• [Provided material]

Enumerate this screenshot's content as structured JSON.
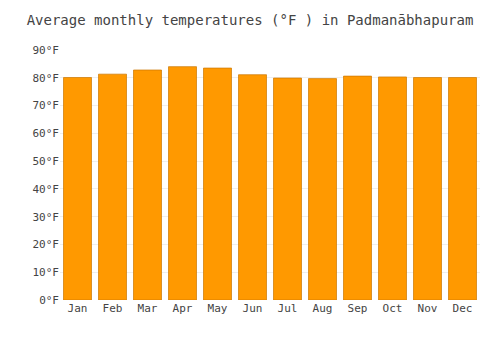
{
  "chart_data": {
    "type": "bar",
    "title": "Average monthly temperatures (°F ) in Padmanābhapuram",
    "categories": [
      "Jan",
      "Feb",
      "Mar",
      "Apr",
      "May",
      "Jun",
      "Jul",
      "Aug",
      "Sep",
      "Oct",
      "Nov",
      "Dec"
    ],
    "values": [
      80.1,
      81.3,
      82.8,
      84.0,
      83.5,
      81.1,
      79.9,
      79.7,
      80.6,
      80.3,
      80.1,
      80.1
    ],
    "color": "#FF9900",
    "ylim": [
      0,
      90
    ],
    "yticks": [
      {
        "value": 0,
        "label": "0°F"
      },
      {
        "value": 10,
        "label": "10°F"
      },
      {
        "value": 20,
        "label": "20°F"
      },
      {
        "value": 30,
        "label": "30°F"
      },
      {
        "value": 40,
        "label": "40°F"
      },
      {
        "value": 50,
        "label": "50°F"
      },
      {
        "value": 60,
        "label": "60°F"
      },
      {
        "value": 70,
        "label": "70°F"
      },
      {
        "value": 80,
        "label": "80°F"
      },
      {
        "value": 90,
        "label": "90°F"
      }
    ],
    "grid": true
  }
}
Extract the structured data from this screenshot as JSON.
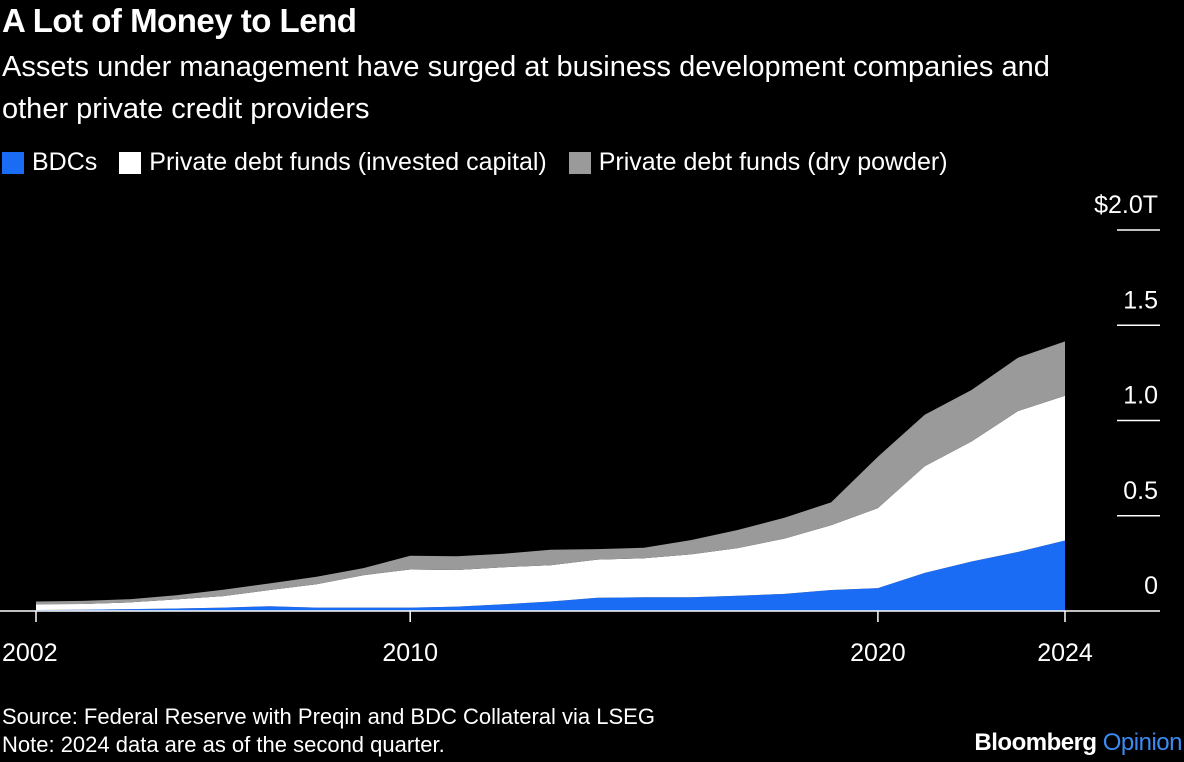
{
  "header": {
    "title": "A Lot of Money to Lend",
    "subtitle": "Assets under management have surged at business development companies and other private credit providers"
  },
  "legend": [
    {
      "label": "BDCs",
      "color": "#1a6cf5"
    },
    {
      "label": "Private debt funds (invested capital)",
      "color": "#ffffff"
    },
    {
      "label": "Private debt funds (dry powder)",
      "color": "#9a9a9a"
    }
  ],
  "footer": {
    "source": "Source: Federal Reserve with Preqin and BDC Collateral via LSEG",
    "note": "Note: 2024 data are as of the second quarter."
  },
  "logo": {
    "brand": "Bloomberg",
    "section": "Opinion",
    "section_color": "#3d8bf2"
  },
  "chart_data": {
    "type": "area",
    "stacked": true,
    "x": [
      2002,
      2003,
      2004,
      2005,
      2006,
      2007,
      2008,
      2009,
      2010,
      2011,
      2012,
      2013,
      2014,
      2015,
      2016,
      2017,
      2018,
      2019,
      2020,
      2021,
      2022,
      2023,
      2024
    ],
    "series": [
      {
        "name": "BDCs",
        "color": "#1a6cf5",
        "values": [
          0.005,
          0.007,
          0.01,
          0.013,
          0.018,
          0.025,
          0.018,
          0.018,
          0.018,
          0.023,
          0.035,
          0.05,
          0.07,
          0.072,
          0.072,
          0.08,
          0.09,
          0.11,
          0.12,
          0.2,
          0.26,
          0.31,
          0.37
        ]
      },
      {
        "name": "Private debt funds (invested capital)",
        "color": "#ffffff",
        "values": [
          0.03,
          0.03,
          0.035,
          0.048,
          0.06,
          0.085,
          0.122,
          0.17,
          0.2,
          0.192,
          0.195,
          0.19,
          0.2,
          0.205,
          0.225,
          0.25,
          0.29,
          0.34,
          0.42,
          0.56,
          0.63,
          0.74,
          0.76
        ]
      },
      {
        "name": "Private debt funds (dry powder)",
        "color": "#9a9a9a",
        "values": [
          0.015,
          0.016,
          0.017,
          0.022,
          0.034,
          0.035,
          0.04,
          0.037,
          0.072,
          0.072,
          0.071,
          0.082,
          0.055,
          0.055,
          0.075,
          0.095,
          0.11,
          0.12,
          0.27,
          0.27,
          0.27,
          0.28,
          0.285
        ]
      }
    ],
    "xticks": [
      "2002",
      "2010",
      "2020",
      "2024"
    ],
    "xtick_values": [
      2002,
      2010,
      2020,
      2024
    ],
    "yticks": [
      "$2.0T",
      "1.5",
      "1.0",
      "0.5",
      "0"
    ],
    "ytick_values": [
      2.0,
      1.5,
      1.0,
      0.5,
      0
    ],
    "ylim": [
      0,
      2.0
    ],
    "xlim": [
      2002,
      2024
    ]
  }
}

• [Goal]
Quote the preceding listing precisely and completely, omitting its images.

• [Correct result]
Enumerate this screenshot's content as structured JSON.
{
  "chart_data": {
    "type": "bar",
    "title": "Average monthly temperatures (°F ) in Padmanābhapuram",
    "categories": [
      "Jan",
      "Feb",
      "Mar",
      "Apr",
      "May",
      "Jun",
      "Jul",
      "Aug",
      "Sep",
      "Oct",
      "Nov",
      "Dec"
    ],
    "values": [
      80.1,
      81.3,
      82.8,
      84.0,
      83.5,
      81.1,
      79.9,
      79.7,
      80.6,
      80.3,
      80.1,
      80.1
    ],
    "color": "#FF9900",
    "ylim": [
      0,
      90
    ],
    "yticks": [
      {
        "value": 0,
        "label": "0°F"
      },
      {
        "value": 10,
        "label": "10°F"
      },
      {
        "value": 20,
        "label": "20°F"
      },
      {
        "value": 30,
        "label": "30°F"
      },
      {
        "value": 40,
        "label": "40°F"
      },
      {
        "value": 50,
        "label": "50°F"
      },
      {
        "value": 60,
        "label": "60°F"
      },
      {
        "value": 70,
        "label": "70°F"
      },
      {
        "value": 80,
        "label": "80°F"
      },
      {
        "value": 90,
        "label": "90°F"
      }
    ],
    "grid": true
  }
}
Extract the structured data from this screenshot as JSON.
{
  "header": {
    "title": "A Lot of Money to Lend",
    "subtitle": "Assets under management have surged at business development companies and other private credit providers"
  },
  "legend": [
    {
      "label": "BDCs",
      "color": "#1a6cf5"
    },
    {
      "label": "Private debt funds (invested capital)",
      "color": "#ffffff"
    },
    {
      "label": "Private debt funds (dry powder)",
      "color": "#9a9a9a"
    }
  ],
  "footer": {
    "source": "Source: Federal Reserve with Preqin and BDC Collateral via LSEG",
    "note": "Note: 2024 data are as of the second quarter."
  },
  "logo": {
    "brand": "Bloomberg",
    "section": "Opinion",
    "section_color": "#3d8bf2"
  },
  "chart_data": {
    "type": "area",
    "stacked": true,
    "x": [
      2002,
      2003,
      2004,
      2005,
      2006,
      2007,
      2008,
      2009,
      2010,
      2011,
      2012,
      2013,
      2014,
      2015,
      2016,
      2017,
      2018,
      2019,
      2020,
      2021,
      2022,
      2023,
      2024
    ],
    "series": [
      {
        "name": "BDCs",
        "color": "#1a6cf5",
        "values": [
          0.005,
          0.007,
          0.01,
          0.013,
          0.018,
          0.025,
          0.018,
          0.018,
          0.018,
          0.023,
          0.035,
          0.05,
          0.07,
          0.072,
          0.072,
          0.08,
          0.09,
          0.11,
          0.12,
          0.2,
          0.26,
          0.31,
          0.37
        ]
      },
      {
        "name": "Private debt funds (invested capital)",
        "color": "#ffffff",
        "values": [
          0.03,
          0.03,
          0.035,
          0.048,
          0.06,
          0.085,
          0.122,
          0.17,
          0.2,
          0.192,
          0.195,
          0.19,
          0.2,
          0.205,
          0.225,
          0.25,
          0.29,
          0.34,
          0.42,
          0.56,
          0.63,
          0.74,
          0.76
        ]
      },
      {
        "name": "Private debt funds (dry powder)",
        "color": "#9a9a9a",
        "values": [
          0.015,
          0.016,
          0.017,
          0.022,
          0.034,
          0.035,
          0.04,
          0.037,
          0.072,
          0.072,
          0.071,
          0.082,
          0.055,
          0.055,
          0.075,
          0.095,
          0.11,
          0.12,
          0.27,
          0.27,
          0.27,
          0.28,
          0.285
        ]
      }
    ],
    "xticks": [
      "2002",
      "2010",
      "2020",
      "2024"
    ],
    "xtick_values": [
      2002,
      2010,
      2020,
      2024
    ],
    "yticks": [
      "$2.0T",
      "1.5",
      "1.0",
      "0.5",
      "0"
    ],
    "ytick_values": [
      2.0,
      1.5,
      1.0,
      0.5,
      0
    ],
    "ylim": [
      0,
      2.0
    ],
    "xlim": [
      2002,
      2024
    ]
  }
}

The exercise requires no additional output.